◆ WORK TO DO
The data below must be copied in full and without any change.

Data records
┄┄┄┄┄┄

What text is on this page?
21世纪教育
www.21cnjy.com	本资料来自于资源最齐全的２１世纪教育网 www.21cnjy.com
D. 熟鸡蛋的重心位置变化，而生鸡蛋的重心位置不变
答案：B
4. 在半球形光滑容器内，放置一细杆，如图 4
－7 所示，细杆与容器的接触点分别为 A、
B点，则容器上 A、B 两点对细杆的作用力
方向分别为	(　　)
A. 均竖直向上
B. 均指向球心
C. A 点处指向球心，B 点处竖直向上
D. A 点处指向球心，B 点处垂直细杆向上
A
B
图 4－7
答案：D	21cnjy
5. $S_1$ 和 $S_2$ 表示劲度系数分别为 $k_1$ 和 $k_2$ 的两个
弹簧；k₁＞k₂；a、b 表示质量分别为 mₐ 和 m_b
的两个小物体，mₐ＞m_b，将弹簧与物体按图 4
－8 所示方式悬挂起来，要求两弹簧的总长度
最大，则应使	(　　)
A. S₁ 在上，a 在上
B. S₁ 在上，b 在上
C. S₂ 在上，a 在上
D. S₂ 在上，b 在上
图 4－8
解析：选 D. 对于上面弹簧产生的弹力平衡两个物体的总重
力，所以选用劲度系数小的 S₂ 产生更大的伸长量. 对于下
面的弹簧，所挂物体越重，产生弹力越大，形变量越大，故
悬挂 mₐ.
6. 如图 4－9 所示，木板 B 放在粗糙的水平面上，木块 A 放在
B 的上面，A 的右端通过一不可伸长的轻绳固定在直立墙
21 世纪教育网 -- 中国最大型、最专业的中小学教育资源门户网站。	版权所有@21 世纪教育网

┄┄┄┄┄┄

◆ THE ANSWER
What text is on this page?
21世纪教育
www.21cnjy.com	本资料来自于资源最齐全的２１世纪教育网 www.21cnjy.com
D. 熟鸡蛋的重心位置变化，而生鸡蛋的重心位置不变
答案：B
4. 在半球形光滑容器内，放置一细杆，如图 4
－7 所示，细杆与容器的接触点分别为 A、
B点，则容器上 A、B 两点对细杆的作用力
方向分别为	(　　)
A. 均竖直向上
B. 均指向球心
C. A 点处指向球心，B 点处竖直向上
D. A 点处指向球心，B 点处垂直细杆向上
A
B
图 4－7
答案：D	21cnjy
5. $S_1$ 和 $S_2$ 表示劲度系数分别为 $k_1$ 和 $k_2$ 的两个
弹簧；k₁＞k₂；a、b 表示质量分别为 mₐ 和 m_b
的两个小物体，mₐ＞m_b，将弹簧与物体按图 4
－8 所示方式悬挂起来，要求两弹簧的总长度
最大，则应使	(　　)
A. S₁ 在上，a 在上
B. S₁ 在上，b 在上
C. S₂ 在上，a 在上
D. S₂ 在上，b 在上
图 4－8
解析：选 D. 对于上面弹簧产生的弹力平衡两个物体的总重
力，所以选用劲度系数小的 S₂ 产生更大的伸长量. 对于下
面的弹簧，所挂物体越重，产生弹力越大，形变量越大，故
悬挂 mₐ.
6. 如图 4－9 所示，木板 B 放在粗糙的水平面上，木块 A 放在
B 的上面，A 的右端通过一不可伸长的轻绳固定在直立墙
21 世纪教育网 -- 中国最大型、最专业的中小学教育资源门户网站。	版权所有@21 世纪教育网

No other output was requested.